--- Data provided ---
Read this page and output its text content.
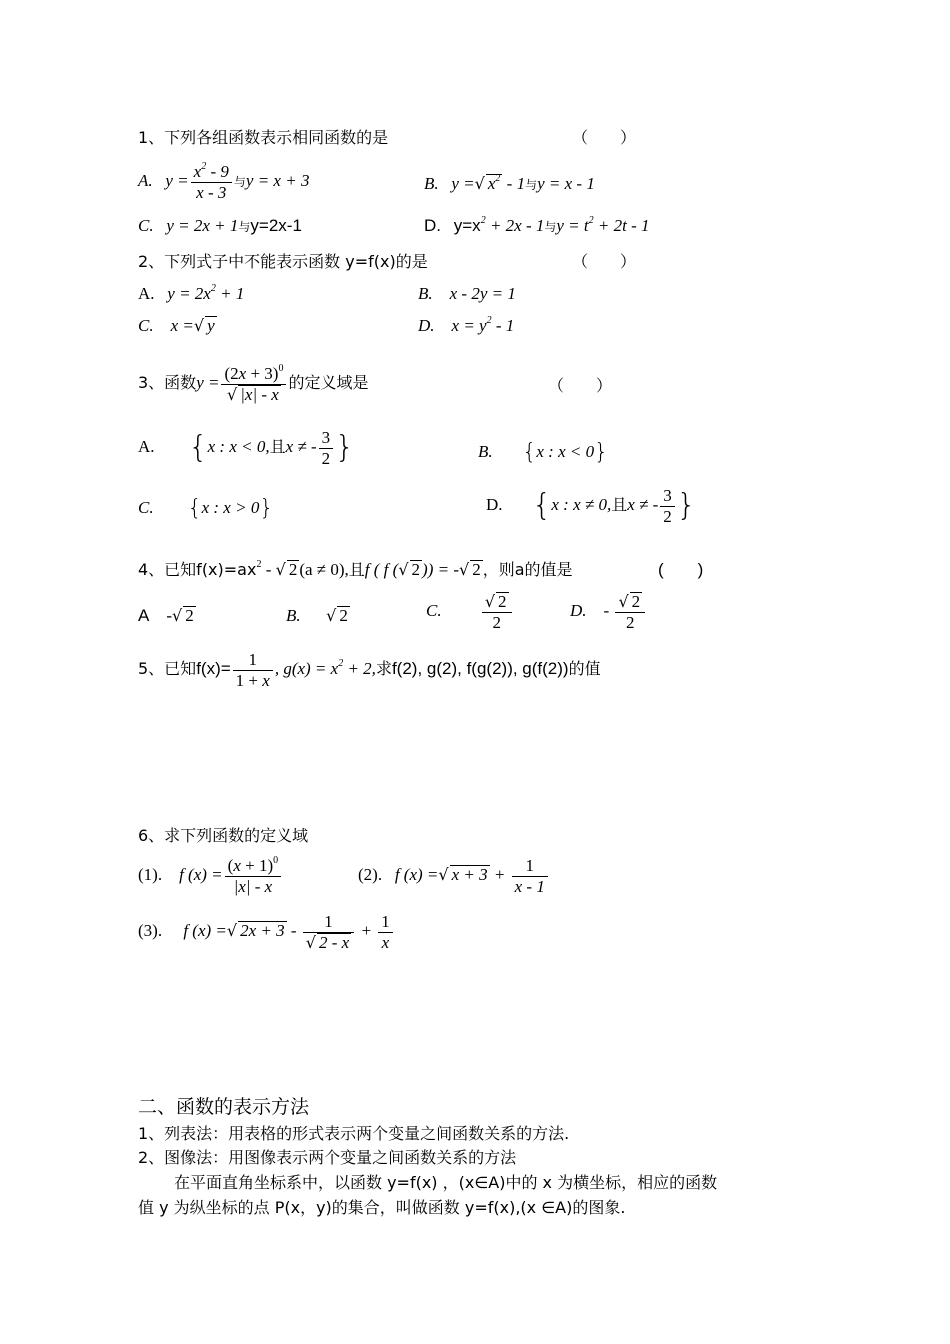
1、下列各组函数表示相同函数的是	（　　）
A. $y = \frac{x^2 - 9}{x - 3}$ 与y = x + 3	B. y =√ $x^2 - 1$与y = x - 1
C. y = 2x + 1与y=2x-1	D. $y=x^2 + 2x - 1$与$y = t^2 + 2t - 1$
2、下列式子中不能表示函数 y=f(x)的是	（　　）
A. $y = 2x^2 + 1$	B. x - 2y = 1
C. x =√ y	D. $x = y^2 - 1$
3、函数$y = \frac{(2x + 3)^0}{√ |x| - x}$ 的定义域是	（　　）
A. {x : x < 0,且x ≠ - $\frac{3}{2}$ }	B. {x : x < 0}
C. {x : x > 0}	D. {x : x ≠ 0,且x ≠ - $\frac{3}{2}$ }
4、已知$f(x)=ax^2$ - √ 2 (a ≠ 0),且f ( f (√ 2 )) = -√ 2 ，则a的值是	(　　)
A -√ 2	B. √ 2	C.	$\frac{√ 2}{2}$	D. - $\frac{√ 2}{2}$
5、已知$f(x)= \frac{1}{1 + x}$ , $g(x) = x^2 + 2$,求f(2), g(2), f(g(2)), g(f(2))的值
6、求下列函数的定义域
(1). f $(x) = \frac{(x + 1)^0}{|x| - x}$	(2). f (x) =√ $x + 3 + \frac{1}{x - 1}$
(3). f (x) =√ $2x + 3 - \frac{1}{√ 2 - x} + \frac{1}{x}$
二、函数的表示方法
1、列表法：用表格的形式表示两个变量之间函数关系的方法.
2、图像法：用图像表示两个变量之间函数关系的方法
在平面直角坐标系中，以函数 y=f(x) ，(x∈A)中的 x 为横坐标，相应的函数
值 y 为纵坐标的点 P(x，y)的集合，叫做函数 y=f(x),(x ∈A)的图象.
---
- What is needed:
Copy the records above exactly, omitting every picture.

- Correct result:
Read this page and output its text content.
1、下列各组函数表示相同函数的是	（　　）
A. $y = \frac{x^2 - 9}{x - 3}$ 与y = x + 3	B. y =√ $x^2 - 1$与y = x - 1
C. y = 2x + 1与y=2x-1	D. $y=x^2 + 2x - 1$与$y = t^2 + 2t - 1$
2、下列式子中不能表示函数 y=f(x)的是	（　　）
A. $y = 2x^2 + 1$	B. x - 2y = 1
C. x =√ y	D. $x = y^2 - 1$
3、函数$y = \frac{(2x + 3)^0}{√ |x| - x}$ 的定义域是	（　　）
A. {x : x < 0,且x ≠ - $\frac{3}{2}$ }	B. {x : x < 0}
C. {x : x > 0}	D. {x : x ≠ 0,且x ≠ - $\frac{3}{2}$ }
4、已知$f(x)=ax^2$ - √ 2 (a ≠ 0),且f ( f (√ 2 )) = -√ 2 ，则a的值是	(　　)
A -√ 2	B. √ 2	C.	$\frac{√ 2}{2}$	D. - $\frac{√ 2}{2}$
5、已知$f(x)= \frac{1}{1 + x}$ , $g(x) = x^2 + 2$,求f(2), g(2), f(g(2)), g(f(2))的值
6、求下列函数的定义域
(1). f $(x) = \frac{(x + 1)^0}{|x| - x}$	(2). f (x) =√ $x + 3 + \frac{1}{x - 1}$
(3). f (x) =√ $2x + 3 - \frac{1}{√ 2 - x} + \frac{1}{x}$
二、函数的表示方法
1、列表法：用表格的形式表示两个变量之间函数关系的方法.
2、图像法：用图像表示两个变量之间函数关系的方法
在平面直角坐标系中，以函数 y=f(x) ，(x∈A)中的 x 为横坐标，相应的函数
值 y 为纵坐标的点 P(x，y)的集合，叫做函数 y=f(x),(x ∈A)的图象.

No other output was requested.